====== DATA SHOWN

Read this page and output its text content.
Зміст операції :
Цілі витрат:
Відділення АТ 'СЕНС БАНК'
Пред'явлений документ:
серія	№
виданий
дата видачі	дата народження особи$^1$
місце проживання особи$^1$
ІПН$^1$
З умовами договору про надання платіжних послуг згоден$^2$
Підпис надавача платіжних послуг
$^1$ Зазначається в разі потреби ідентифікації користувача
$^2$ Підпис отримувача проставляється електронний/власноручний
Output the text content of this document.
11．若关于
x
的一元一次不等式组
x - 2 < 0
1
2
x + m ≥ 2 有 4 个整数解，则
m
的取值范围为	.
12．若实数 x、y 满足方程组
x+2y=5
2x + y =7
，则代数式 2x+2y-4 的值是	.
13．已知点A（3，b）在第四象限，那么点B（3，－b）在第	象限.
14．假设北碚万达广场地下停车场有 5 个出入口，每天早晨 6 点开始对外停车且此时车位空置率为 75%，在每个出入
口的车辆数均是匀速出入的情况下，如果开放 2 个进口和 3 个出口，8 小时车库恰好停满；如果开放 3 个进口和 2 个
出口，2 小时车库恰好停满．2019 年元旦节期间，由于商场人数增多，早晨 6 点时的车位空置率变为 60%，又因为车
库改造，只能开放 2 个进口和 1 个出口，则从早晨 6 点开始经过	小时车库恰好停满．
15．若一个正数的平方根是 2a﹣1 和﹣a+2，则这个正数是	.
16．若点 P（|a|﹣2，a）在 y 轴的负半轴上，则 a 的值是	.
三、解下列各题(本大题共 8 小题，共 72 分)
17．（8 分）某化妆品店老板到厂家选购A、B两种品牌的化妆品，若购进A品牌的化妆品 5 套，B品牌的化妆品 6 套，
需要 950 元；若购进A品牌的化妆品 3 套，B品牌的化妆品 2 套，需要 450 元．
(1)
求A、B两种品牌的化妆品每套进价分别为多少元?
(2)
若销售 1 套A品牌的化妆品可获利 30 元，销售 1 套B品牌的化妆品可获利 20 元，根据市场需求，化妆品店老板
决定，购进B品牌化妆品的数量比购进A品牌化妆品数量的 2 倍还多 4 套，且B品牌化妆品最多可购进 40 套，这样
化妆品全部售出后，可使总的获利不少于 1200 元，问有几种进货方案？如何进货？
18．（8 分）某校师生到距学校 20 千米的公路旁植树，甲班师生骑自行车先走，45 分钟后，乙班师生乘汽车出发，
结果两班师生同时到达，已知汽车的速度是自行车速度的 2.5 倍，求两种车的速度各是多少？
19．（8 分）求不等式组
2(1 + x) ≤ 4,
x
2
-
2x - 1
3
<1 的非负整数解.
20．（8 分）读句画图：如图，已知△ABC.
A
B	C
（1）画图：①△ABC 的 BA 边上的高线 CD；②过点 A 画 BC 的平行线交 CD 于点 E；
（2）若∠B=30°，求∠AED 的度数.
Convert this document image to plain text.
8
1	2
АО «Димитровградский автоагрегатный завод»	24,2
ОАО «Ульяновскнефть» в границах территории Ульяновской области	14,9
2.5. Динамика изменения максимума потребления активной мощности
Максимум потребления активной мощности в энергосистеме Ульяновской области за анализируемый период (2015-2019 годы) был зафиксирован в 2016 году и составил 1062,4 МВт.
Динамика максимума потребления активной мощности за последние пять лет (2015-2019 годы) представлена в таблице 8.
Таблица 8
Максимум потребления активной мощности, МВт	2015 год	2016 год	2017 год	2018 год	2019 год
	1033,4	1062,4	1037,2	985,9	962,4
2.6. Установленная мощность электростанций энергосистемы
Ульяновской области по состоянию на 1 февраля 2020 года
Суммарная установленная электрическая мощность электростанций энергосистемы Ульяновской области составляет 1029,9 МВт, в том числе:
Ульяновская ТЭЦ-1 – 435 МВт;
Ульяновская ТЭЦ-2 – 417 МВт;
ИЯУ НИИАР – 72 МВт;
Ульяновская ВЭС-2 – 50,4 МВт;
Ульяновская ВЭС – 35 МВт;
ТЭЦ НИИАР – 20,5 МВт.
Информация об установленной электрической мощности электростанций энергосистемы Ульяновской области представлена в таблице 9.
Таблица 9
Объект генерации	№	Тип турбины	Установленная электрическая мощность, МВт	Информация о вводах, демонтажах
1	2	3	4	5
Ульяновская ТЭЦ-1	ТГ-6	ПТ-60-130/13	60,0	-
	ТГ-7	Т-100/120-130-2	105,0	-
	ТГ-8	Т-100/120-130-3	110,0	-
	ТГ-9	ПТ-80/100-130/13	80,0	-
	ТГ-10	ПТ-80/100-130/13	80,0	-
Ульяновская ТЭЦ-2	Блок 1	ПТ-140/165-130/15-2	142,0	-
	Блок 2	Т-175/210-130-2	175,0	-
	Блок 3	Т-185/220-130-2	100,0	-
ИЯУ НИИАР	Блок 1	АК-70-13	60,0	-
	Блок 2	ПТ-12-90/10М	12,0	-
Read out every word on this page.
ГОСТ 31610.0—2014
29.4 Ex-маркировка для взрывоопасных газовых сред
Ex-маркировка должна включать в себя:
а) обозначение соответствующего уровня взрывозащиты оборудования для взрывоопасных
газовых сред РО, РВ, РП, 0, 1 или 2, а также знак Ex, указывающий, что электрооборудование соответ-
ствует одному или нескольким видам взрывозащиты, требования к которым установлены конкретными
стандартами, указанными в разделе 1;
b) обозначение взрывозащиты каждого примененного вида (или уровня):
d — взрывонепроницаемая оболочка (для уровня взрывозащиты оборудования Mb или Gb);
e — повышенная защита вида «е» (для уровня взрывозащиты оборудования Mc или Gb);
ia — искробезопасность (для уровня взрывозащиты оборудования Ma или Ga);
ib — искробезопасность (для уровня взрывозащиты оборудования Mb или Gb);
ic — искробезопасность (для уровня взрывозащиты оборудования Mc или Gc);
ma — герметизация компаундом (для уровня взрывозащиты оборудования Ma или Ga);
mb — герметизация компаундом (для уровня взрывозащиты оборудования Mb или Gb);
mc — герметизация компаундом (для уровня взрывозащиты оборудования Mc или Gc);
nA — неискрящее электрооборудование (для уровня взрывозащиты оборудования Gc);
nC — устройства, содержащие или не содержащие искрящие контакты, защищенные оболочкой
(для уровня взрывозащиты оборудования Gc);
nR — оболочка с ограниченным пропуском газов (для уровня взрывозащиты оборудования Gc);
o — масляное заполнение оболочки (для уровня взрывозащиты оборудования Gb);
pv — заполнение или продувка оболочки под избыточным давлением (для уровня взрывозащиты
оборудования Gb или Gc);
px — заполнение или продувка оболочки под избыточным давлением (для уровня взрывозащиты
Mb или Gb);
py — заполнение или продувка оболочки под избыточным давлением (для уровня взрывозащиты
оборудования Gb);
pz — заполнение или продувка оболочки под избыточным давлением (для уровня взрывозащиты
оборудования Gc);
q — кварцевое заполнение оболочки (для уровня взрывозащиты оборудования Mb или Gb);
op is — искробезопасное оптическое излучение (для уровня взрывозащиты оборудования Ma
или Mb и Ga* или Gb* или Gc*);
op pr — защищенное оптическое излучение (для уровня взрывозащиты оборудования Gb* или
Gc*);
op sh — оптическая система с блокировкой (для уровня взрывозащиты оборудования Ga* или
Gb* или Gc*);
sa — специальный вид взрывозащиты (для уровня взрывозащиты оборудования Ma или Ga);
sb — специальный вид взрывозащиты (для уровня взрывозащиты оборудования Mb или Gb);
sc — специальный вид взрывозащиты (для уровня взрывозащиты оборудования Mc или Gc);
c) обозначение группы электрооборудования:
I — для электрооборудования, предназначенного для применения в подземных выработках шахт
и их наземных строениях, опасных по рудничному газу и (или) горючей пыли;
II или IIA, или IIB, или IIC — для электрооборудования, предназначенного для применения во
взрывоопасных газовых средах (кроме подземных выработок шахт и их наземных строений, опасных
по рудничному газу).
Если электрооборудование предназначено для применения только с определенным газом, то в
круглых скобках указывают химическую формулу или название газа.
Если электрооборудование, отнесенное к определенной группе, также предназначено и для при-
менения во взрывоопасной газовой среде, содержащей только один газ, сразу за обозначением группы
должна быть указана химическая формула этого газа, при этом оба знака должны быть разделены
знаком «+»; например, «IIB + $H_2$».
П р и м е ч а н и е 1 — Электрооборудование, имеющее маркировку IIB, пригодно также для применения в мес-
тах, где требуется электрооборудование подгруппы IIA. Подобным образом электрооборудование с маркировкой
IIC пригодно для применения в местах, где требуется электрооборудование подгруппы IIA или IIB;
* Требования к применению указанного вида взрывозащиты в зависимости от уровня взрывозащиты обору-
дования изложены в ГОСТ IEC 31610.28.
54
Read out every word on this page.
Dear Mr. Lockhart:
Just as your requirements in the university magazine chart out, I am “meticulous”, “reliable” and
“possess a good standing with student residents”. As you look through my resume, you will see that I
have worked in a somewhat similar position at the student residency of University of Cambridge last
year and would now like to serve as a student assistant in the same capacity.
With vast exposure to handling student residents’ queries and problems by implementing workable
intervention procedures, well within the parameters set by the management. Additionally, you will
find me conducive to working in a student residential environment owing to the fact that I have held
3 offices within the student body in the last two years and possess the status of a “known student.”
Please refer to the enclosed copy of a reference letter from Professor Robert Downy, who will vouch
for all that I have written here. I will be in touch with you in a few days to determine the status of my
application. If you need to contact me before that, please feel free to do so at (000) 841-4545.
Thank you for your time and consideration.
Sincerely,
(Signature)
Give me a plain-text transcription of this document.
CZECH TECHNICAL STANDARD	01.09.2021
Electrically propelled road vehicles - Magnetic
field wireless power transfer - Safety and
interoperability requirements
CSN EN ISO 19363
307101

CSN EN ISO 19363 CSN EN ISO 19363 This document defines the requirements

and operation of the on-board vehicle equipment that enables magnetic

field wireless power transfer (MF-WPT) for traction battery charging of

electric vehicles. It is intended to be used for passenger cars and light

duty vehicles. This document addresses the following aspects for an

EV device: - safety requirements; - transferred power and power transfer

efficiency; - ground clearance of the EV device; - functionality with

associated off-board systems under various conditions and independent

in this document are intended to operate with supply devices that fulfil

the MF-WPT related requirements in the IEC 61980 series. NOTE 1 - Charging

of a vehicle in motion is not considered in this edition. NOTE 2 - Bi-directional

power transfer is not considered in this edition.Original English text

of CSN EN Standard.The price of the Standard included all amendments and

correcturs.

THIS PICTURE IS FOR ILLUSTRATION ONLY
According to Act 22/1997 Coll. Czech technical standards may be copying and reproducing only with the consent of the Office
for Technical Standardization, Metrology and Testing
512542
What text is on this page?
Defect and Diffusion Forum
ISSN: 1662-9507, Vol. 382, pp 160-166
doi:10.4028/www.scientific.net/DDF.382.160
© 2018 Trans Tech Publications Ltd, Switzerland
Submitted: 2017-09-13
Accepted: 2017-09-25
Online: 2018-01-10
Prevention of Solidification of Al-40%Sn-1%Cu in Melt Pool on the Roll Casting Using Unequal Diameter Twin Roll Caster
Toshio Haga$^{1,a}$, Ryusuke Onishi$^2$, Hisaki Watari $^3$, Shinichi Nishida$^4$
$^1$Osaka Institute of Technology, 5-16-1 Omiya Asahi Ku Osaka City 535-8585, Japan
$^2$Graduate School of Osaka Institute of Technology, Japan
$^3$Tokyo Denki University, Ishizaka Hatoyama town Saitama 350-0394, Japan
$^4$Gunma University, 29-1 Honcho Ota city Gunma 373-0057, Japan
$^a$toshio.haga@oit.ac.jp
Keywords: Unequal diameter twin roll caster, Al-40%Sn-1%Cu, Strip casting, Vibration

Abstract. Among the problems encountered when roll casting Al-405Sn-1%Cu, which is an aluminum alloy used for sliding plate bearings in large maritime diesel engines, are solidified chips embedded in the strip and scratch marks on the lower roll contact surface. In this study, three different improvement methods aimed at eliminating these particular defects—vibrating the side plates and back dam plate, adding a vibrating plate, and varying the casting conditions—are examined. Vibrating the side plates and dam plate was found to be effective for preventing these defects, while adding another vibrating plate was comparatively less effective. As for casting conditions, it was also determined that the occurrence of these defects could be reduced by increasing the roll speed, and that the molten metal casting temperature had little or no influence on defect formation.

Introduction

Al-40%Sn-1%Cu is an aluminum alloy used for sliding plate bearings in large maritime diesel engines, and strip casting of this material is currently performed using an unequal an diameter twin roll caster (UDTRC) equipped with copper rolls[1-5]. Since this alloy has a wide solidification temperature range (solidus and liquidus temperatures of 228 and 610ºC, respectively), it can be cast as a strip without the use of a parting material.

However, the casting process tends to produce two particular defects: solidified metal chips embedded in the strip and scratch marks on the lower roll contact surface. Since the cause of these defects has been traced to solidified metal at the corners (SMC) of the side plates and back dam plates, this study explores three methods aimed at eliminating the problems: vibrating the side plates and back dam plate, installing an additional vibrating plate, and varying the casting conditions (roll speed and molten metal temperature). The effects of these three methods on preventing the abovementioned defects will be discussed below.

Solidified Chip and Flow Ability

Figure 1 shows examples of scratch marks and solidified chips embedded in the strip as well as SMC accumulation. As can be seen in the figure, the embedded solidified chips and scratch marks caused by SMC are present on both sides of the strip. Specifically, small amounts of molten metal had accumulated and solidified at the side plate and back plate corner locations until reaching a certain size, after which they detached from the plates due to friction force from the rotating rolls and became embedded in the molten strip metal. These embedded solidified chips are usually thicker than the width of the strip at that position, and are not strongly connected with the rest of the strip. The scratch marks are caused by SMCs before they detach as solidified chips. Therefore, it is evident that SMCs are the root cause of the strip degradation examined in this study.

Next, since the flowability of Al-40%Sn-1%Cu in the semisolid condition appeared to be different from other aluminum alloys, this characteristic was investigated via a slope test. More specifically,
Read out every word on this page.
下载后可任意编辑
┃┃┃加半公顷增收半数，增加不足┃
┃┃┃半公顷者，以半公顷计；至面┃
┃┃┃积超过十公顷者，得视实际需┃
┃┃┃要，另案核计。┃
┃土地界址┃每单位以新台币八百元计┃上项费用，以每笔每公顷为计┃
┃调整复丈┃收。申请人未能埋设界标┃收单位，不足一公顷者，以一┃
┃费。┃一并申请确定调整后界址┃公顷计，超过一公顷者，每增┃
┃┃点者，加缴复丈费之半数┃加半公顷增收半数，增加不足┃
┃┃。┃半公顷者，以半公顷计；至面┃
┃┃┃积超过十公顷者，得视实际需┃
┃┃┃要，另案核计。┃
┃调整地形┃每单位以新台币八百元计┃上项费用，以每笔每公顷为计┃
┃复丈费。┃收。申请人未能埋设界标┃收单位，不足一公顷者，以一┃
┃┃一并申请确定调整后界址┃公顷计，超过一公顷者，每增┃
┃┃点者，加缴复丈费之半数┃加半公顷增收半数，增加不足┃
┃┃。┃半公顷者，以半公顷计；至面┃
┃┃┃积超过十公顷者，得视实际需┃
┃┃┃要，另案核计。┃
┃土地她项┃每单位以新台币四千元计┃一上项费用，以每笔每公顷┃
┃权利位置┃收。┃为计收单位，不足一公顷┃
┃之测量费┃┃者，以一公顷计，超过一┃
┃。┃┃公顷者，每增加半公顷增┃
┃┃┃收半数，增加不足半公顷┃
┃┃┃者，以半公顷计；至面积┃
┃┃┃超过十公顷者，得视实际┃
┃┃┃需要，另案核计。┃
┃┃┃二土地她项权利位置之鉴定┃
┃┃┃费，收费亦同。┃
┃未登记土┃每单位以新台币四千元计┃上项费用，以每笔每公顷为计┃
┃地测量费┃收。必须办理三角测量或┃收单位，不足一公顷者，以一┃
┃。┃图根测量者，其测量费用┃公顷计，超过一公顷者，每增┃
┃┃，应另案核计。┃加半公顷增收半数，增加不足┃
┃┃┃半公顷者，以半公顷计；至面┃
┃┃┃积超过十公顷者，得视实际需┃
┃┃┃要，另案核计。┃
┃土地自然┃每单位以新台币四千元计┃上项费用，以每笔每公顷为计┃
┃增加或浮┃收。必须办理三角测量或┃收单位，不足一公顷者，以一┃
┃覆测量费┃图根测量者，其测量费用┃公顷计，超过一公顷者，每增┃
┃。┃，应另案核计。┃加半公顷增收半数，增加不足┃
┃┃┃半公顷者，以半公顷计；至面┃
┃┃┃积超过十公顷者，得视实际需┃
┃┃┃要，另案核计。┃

============

# [DO THIS]
Find the word "предназначенного" in the entries, and copy every line it shows up in.

# [SOLUTION TO THE PROBLEM]
I — для электрооборудования, предназначенного для применения в подземных выработках шахт
II или IIA, или IIB, или IIC — для электрооборудования, предназначенного для применения во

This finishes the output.